> _Required task_:
Leave out the pictures; transcribe all else exactly.

** Begin Exercise data **

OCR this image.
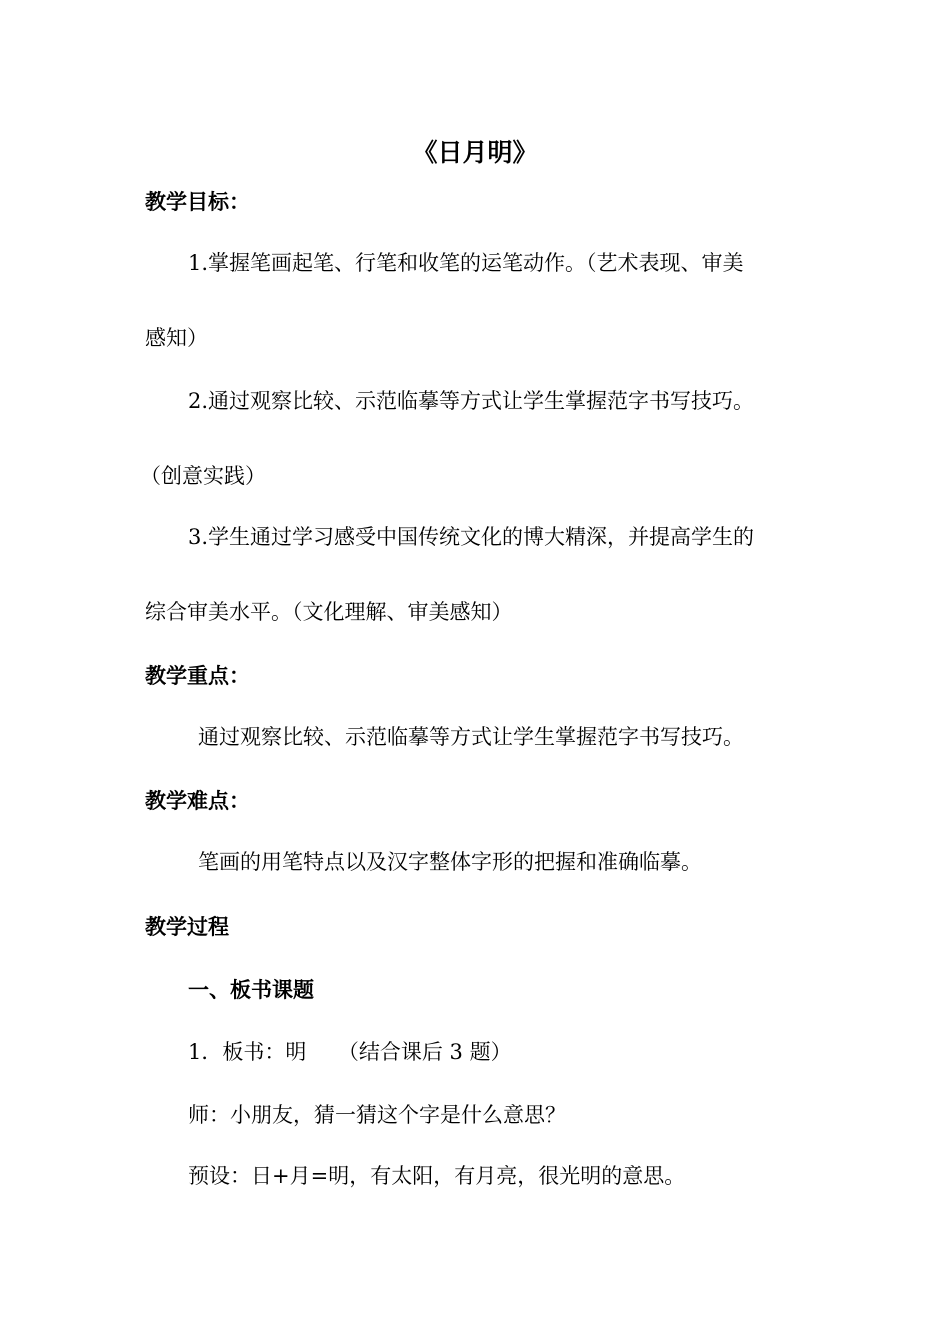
《日月明》
教学目标：
1.掌握笔画起笔、行笔和收笔的运笔动作。（艺术表现、审美
感知）
2.通过观察比较、示范临摹等方式让学生掌握范字书写技巧。
（创意实践）
3.学生通过学习感受中国传统文化的博大精深，并提高学生的
综合审美水平。（文化理解、审美感知）
教学重点：
通过观察比较、示范临摹等方式让学生掌握范字书写技巧。
教学难点：
笔画的用笔特点以及汉字整体字形的把握和准确临摹。
教学过程
一、板书课题
1．板书：明　　（结合课后 3 题）
师：小朋友，猜一猜这个字是什么意思？
预设：日+月=明，有太阳，有月亮，很光明的意思。
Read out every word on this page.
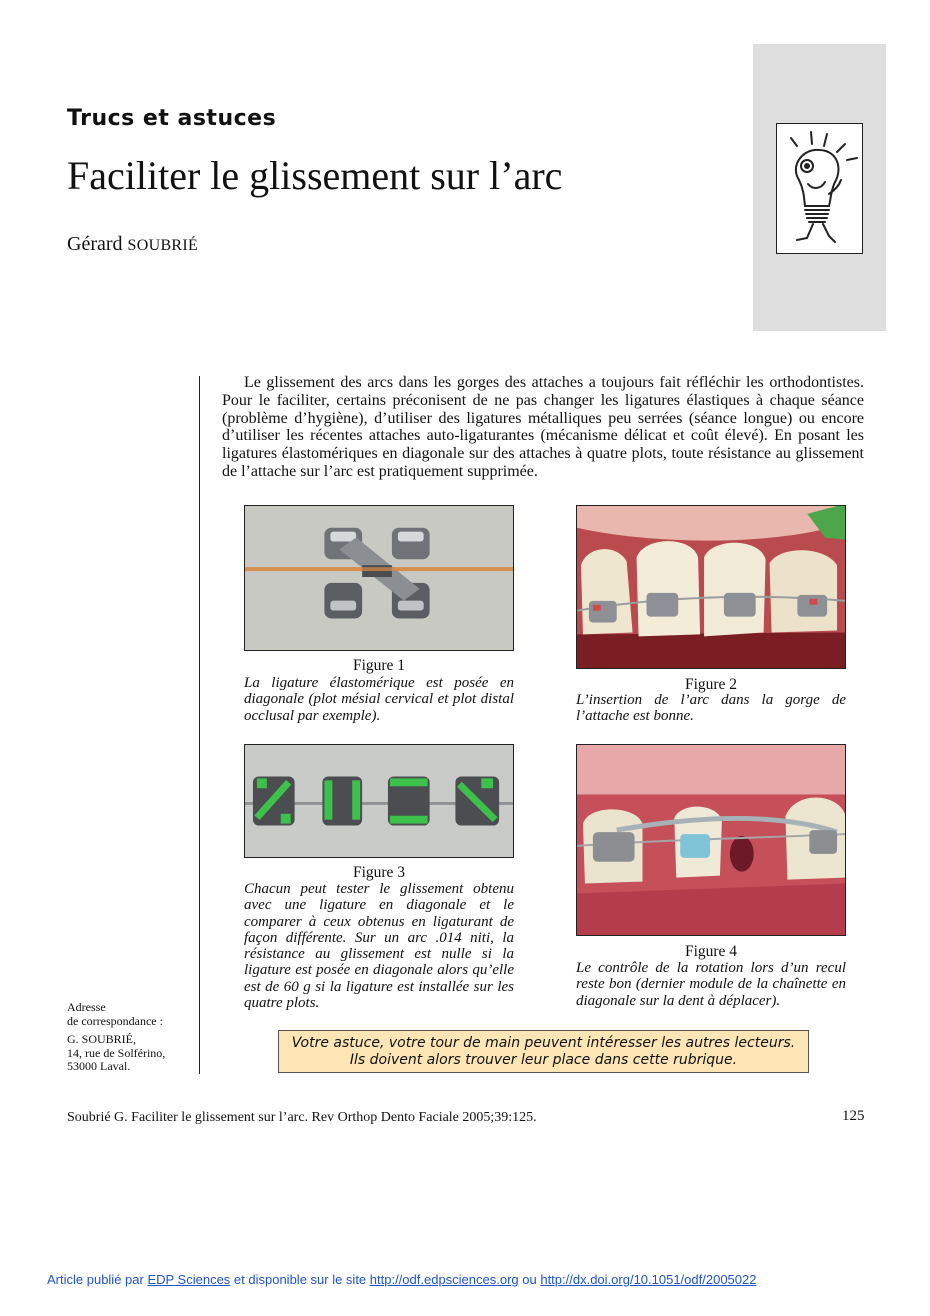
Trucs et astuces
Faciliter le glissement sur l’arc
Gérard SOUBRIÉ
Le glissement des arcs dans les gorges des attaches a toujours fait réfléchir les orthodontistes. Pour le faciliter, certains préconisent de ne pas changer les ligatures élastiques à chaque séance (problème d’hygiène), d’utiliser des ligatures métalliques peu serrées (séance longue) ou encore d’utiliser les récentes attaches auto-ligaturantes (mécanisme délicat et coût élevé). En posant les ligatures élastomériques en diagonale sur des attaches à quatre plots, toute résistance au glissement de l’attache sur l’arc est pratiquement supprimée.
Figure 1
La ligature élastomérique est posée en diagonale (plot mésial cervical et plot distal occlusal par exemple).
Figure 2
L’insertion de l’arc dans la gorge de l’attache est bonne.
Figure 3
Chacun peut tester le glissement obtenu avec une ligature en diagonale et le comparer à ceux obtenus en ligaturant de façon différente. Sur un arc .014 niti, la résistance au glissement est nulle si la ligature est posée en diagonale alors qu’elle est de 60 g si la ligature est installée sur les quatre plots.
Figure 4
Le contrôle de la rotation lors d’un recul reste bon (dernier module de la chaînette en diagonale sur la dent à déplacer).
Adresse
de correspondance :
G. SOUBRIÉ,
14, rue de Solférino,
53000 Laval.
Votre astuce, votre tour de main peuvent intéresser les autres lecteurs.
Ils doivent alors trouver leur place dans cette rubrique.
Soubrié G. Faciliter le glissement sur l’arc. Rev Orthop Dento Faciale 2005;39:125.	125
Article publié par EDP Sciences et disponible sur le site http://odf.edpsciences.org ou http://dx.doi.org/10.1051/odf/2005022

** End Exercise data **

> _Expected output_:
OCR this image.
《日月明》
教学目标：
1.掌握笔画起笔、行笔和收笔的运笔动作。（艺术表现、审美
感知）
2.通过观察比较、示范临摹等方式让学生掌握范字书写技巧。
（创意实践）
3.学生通过学习感受中国传统文化的博大精深，并提高学生的
综合审美水平。（文化理解、审美感知）
教学重点：
通过观察比较、示范临摹等方式让学生掌握范字书写技巧。
教学难点：
笔画的用笔特点以及汉字整体字形的把握和准确临摹。
教学过程
一、板书课题
1．板书：明　　（结合课后 3 题）
师：小朋友，猜一猜这个字是什么意思？
预设：日+月=明，有太阳，有月亮，很光明的意思。
Read out every word on this page.
Trucs et astuces
Faciliter le glissement sur l’arc
Gérard SOUBRIÉ
Le glissement des arcs dans les gorges des attaches a toujours fait réfléchir les orthodontistes. Pour le faciliter, certains préconisent de ne pas changer les ligatures élastiques à chaque séance (problème d’hygiène), d’utiliser des ligatures métalliques peu serrées (séance longue) ou encore d’utiliser les récentes attaches auto-ligaturantes (mécanisme délicat et coût élevé). En posant les ligatures élastomériques en diagonale sur des attaches à quatre plots, toute résistance au glissement de l’attache sur l’arc est pratiquement supprimée.
Figure 1
La ligature élastomérique est posée en diagonale (plot mésial cervical et plot distal occlusal par exemple).
Figure 2
L’insertion de l’arc dans la gorge de l’attache est bonne.
Figure 3
Chacun peut tester le glissement obtenu avec une ligature en diagonale et le comparer à ceux obtenus en ligaturant de façon différente. Sur un arc .014 niti, la résistance au glissement est nulle si la ligature est posée en diagonale alors qu’elle est de 60 g si la ligature est installée sur les quatre plots.
Figure 4
Le contrôle de la rotation lors d’un recul reste bon (dernier module de la chaînette en diagonale sur la dent à déplacer).
Adresse
de correspondance :
G. SOUBRIÉ,
14, rue de Solférino,
53000 Laval.
Votre astuce, votre tour de main peuvent intéresser les autres lecteurs.
Ils doivent alors trouver leur place dans cette rubrique.
Soubrié G. Faciliter le glissement sur l’arc. Rev Orthop Dento Faciale 2005;39:125.	125
Article publié par EDP Sciences et disponible sur le site http://odf.edpsciences.org ou http://dx.doi.org/10.1051/odf/2005022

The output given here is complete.